(Records)
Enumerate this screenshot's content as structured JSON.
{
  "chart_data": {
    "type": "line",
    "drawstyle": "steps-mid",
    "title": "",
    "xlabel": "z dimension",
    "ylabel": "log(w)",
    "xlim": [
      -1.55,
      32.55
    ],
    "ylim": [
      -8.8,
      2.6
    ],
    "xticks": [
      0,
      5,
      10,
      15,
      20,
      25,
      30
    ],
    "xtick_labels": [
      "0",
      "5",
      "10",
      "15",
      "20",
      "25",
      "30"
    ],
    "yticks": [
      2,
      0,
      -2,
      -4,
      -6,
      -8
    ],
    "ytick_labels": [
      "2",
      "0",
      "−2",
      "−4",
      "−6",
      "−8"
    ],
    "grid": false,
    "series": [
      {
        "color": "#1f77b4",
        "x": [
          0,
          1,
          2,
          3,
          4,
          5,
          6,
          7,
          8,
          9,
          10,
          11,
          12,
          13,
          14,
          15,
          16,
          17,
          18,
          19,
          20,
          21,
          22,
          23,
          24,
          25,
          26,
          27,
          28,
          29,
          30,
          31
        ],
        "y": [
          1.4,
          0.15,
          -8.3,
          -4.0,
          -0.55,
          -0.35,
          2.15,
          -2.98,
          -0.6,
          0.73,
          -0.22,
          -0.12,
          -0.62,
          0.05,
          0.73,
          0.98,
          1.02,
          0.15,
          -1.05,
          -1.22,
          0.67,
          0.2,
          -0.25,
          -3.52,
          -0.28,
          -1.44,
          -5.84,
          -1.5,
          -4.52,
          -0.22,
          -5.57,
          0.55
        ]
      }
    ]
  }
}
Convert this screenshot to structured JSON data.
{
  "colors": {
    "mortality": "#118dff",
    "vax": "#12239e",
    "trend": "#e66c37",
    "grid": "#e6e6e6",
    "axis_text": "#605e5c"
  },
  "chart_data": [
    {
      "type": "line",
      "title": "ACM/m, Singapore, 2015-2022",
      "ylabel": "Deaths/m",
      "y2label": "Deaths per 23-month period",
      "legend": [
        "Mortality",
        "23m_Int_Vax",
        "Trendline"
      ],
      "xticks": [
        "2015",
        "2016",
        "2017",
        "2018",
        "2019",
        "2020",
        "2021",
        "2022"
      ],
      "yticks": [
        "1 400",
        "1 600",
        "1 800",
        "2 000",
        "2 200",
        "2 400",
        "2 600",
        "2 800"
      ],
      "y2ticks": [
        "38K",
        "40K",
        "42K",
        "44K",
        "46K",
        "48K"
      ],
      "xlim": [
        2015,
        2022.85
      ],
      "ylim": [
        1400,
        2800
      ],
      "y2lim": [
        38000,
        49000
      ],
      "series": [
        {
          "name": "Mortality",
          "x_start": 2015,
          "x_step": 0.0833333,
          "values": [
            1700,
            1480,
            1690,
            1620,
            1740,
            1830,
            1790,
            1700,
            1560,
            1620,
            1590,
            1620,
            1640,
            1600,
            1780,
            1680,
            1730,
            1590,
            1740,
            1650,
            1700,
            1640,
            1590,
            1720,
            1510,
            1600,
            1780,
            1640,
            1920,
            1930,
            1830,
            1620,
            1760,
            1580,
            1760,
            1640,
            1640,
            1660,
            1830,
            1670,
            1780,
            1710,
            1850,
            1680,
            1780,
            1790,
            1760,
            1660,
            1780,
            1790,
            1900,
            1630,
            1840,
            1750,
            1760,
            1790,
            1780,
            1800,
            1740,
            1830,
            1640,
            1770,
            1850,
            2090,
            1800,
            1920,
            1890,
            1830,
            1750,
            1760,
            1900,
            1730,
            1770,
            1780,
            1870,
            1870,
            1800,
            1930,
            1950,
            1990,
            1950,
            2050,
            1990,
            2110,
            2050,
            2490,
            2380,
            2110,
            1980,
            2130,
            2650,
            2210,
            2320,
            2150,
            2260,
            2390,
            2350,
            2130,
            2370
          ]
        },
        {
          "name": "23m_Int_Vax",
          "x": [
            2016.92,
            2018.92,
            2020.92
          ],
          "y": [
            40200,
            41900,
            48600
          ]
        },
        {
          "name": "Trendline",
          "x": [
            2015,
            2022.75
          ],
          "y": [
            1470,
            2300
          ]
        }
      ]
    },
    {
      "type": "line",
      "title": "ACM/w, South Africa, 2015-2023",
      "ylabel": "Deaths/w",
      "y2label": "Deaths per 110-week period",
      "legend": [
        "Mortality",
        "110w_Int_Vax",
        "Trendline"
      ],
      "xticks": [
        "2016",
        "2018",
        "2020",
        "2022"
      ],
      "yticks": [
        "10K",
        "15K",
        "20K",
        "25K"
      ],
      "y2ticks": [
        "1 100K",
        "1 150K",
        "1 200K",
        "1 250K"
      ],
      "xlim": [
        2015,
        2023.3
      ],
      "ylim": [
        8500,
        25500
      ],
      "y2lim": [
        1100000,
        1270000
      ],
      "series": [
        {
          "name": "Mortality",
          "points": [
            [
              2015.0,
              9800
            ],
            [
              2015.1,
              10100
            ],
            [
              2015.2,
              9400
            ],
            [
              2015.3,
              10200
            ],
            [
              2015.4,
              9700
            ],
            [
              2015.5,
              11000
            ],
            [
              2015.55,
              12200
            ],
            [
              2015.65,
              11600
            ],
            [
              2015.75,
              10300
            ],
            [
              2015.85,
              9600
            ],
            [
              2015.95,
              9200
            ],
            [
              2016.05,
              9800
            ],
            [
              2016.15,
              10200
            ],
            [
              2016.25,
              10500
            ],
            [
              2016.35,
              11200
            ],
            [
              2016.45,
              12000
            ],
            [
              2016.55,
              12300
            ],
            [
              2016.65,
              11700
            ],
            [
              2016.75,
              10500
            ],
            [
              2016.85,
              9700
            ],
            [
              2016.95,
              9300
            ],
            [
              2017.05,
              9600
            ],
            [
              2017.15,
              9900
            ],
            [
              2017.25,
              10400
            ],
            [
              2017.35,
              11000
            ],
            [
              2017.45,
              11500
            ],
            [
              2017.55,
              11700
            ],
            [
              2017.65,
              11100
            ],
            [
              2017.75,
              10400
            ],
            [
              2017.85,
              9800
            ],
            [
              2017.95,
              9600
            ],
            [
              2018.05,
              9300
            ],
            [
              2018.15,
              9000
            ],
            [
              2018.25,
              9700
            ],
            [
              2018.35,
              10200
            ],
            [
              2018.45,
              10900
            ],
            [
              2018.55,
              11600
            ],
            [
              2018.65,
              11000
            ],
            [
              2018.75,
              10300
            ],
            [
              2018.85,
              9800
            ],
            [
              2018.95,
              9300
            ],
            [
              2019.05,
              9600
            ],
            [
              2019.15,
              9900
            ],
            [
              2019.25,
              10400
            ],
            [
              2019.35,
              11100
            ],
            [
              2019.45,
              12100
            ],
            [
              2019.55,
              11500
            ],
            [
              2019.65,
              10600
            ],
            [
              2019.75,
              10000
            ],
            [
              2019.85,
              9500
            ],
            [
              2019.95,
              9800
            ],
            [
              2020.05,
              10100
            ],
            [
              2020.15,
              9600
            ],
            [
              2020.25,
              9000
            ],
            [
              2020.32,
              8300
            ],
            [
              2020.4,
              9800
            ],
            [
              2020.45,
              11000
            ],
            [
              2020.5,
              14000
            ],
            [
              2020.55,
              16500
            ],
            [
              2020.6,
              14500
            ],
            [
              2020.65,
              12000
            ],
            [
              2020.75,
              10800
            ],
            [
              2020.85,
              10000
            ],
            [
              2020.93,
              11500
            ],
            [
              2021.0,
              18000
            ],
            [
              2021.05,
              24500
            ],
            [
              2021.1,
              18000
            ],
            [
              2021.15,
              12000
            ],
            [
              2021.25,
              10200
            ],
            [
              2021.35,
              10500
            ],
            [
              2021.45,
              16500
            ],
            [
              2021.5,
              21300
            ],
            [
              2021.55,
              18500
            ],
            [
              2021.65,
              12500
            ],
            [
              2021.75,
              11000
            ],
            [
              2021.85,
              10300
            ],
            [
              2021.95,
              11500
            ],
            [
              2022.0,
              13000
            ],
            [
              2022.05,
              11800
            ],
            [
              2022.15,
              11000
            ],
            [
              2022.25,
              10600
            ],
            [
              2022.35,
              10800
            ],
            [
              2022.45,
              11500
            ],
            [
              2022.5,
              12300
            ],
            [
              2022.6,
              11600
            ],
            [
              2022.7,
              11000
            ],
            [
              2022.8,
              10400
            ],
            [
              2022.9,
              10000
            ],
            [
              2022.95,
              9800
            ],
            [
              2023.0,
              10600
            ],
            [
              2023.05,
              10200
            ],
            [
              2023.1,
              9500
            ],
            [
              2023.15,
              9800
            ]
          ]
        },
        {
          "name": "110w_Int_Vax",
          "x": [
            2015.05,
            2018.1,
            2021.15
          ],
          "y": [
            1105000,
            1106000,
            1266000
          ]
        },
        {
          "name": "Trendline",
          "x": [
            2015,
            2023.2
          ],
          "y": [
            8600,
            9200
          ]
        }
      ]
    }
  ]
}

Required task | Count every line in the listing above that holds "ylabel", then report only the count.

Solution | 3